*To do*: Your reply should hold every entry below exactly as written and none of the pictures.

*Entries shown*:
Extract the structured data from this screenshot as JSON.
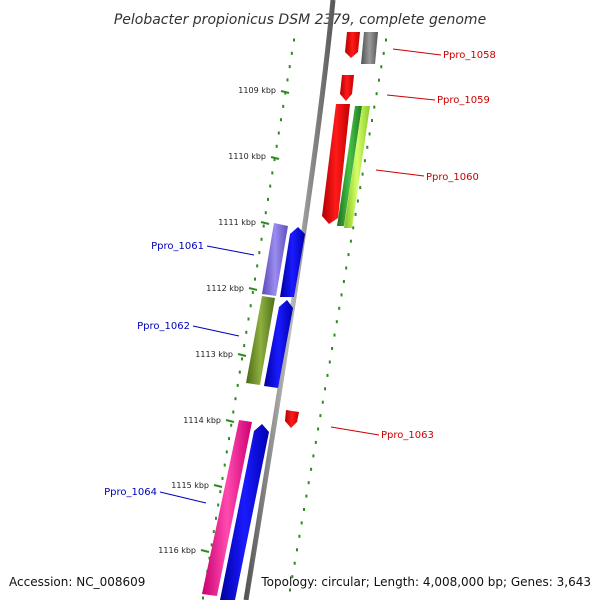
{
  "title": "Pelobacter propionicus DSM 2379, complete genome",
  "footer": {
    "accession": "Accession: NC_008609",
    "topology": "Topology: circular; Length: 4,008,000 bp; Genes: 3,643"
  },
  "ticks": [
    "1109 kbp",
    "1110 kbp",
    "1111 kbp",
    "1112 kbp",
    "1113 kbp",
    "1114 kbp",
    "1115 kbp",
    "1116 kbp"
  ],
  "genes": [
    {
      "label": "Ppro_1058",
      "strand": "forward",
      "color": "#cc0000"
    },
    {
      "label": "Ppro_1059",
      "strand": "forward",
      "color": "#cc0000"
    },
    {
      "label": "Ppro_1060",
      "strand": "forward",
      "color": "#cc0000"
    },
    {
      "label": "Ppro_1061",
      "strand": "reverse",
      "color": "#0000bb"
    },
    {
      "label": "Ppro_1062",
      "strand": "reverse",
      "color": "#0000bb"
    },
    {
      "label": "Ppro_1063",
      "strand": "forward",
      "color": "#cc0000"
    },
    {
      "label": "Ppro_1064",
      "strand": "reverse",
      "color": "#0000bb"
    }
  ],
  "colors": {
    "backbone": "#888888",
    "tick_green": "#2e8b20",
    "forward_gene": "#ff0000",
    "reverse_gene": "#0000ff",
    "cog_gray": "#6e6e6e",
    "cog_green": "#2f9a2f",
    "cog_yellow_green": "#a6e63a",
    "cog_purple": "#7a6ad8",
    "cog_olive": "#6b8e23",
    "cog_pink": "#ff1493"
  }
}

*Output below*:
Extract the structured data from this screenshot as JSON.
{
  "title": "Pelobacter propionicus DSM 2379, complete genome",
  "footer": {
    "accession": "Accession: NC_008609",
    "topology": "Topology: circular; Length: 4,008,000 bp; Genes: 3,643"
  },
  "ticks": [
    "1109 kbp",
    "1110 kbp",
    "1111 kbp",
    "1112 kbp",
    "1113 kbp",
    "1114 kbp",
    "1115 kbp",
    "1116 kbp"
  ],
  "genes": [
    {
      "label": "Ppro_1058",
      "strand": "forward",
      "color": "#cc0000"
    },
    {
      "label": "Ppro_1059",
      "strand": "forward",
      "color": "#cc0000"
    },
    {
      "label": "Ppro_1060",
      "strand": "forward",
      "color": "#cc0000"
    },
    {
      "label": "Ppro_1061",
      "strand": "reverse",
      "color": "#0000bb"
    },
    {
      "label": "Ppro_1062",
      "strand": "reverse",
      "color": "#0000bb"
    },
    {
      "label": "Ppro_1063",
      "strand": "forward",
      "color": "#cc0000"
    },
    {
      "label": "Ppro_1064",
      "strand": "reverse",
      "color": "#0000bb"
    }
  ],
  "colors": {
    "backbone": "#888888",
    "tick_green": "#2e8b20",
    "forward_gene": "#ff0000",
    "reverse_gene": "#0000ff",
    "cog_gray": "#6e6e6e",
    "cog_green": "#2f9a2f",
    "cog_yellow_green": "#a6e63a",
    "cog_purple": "#7a6ad8",
    "cog_olive": "#6b8e23",
    "cog_pink": "#ff1493"
  }
}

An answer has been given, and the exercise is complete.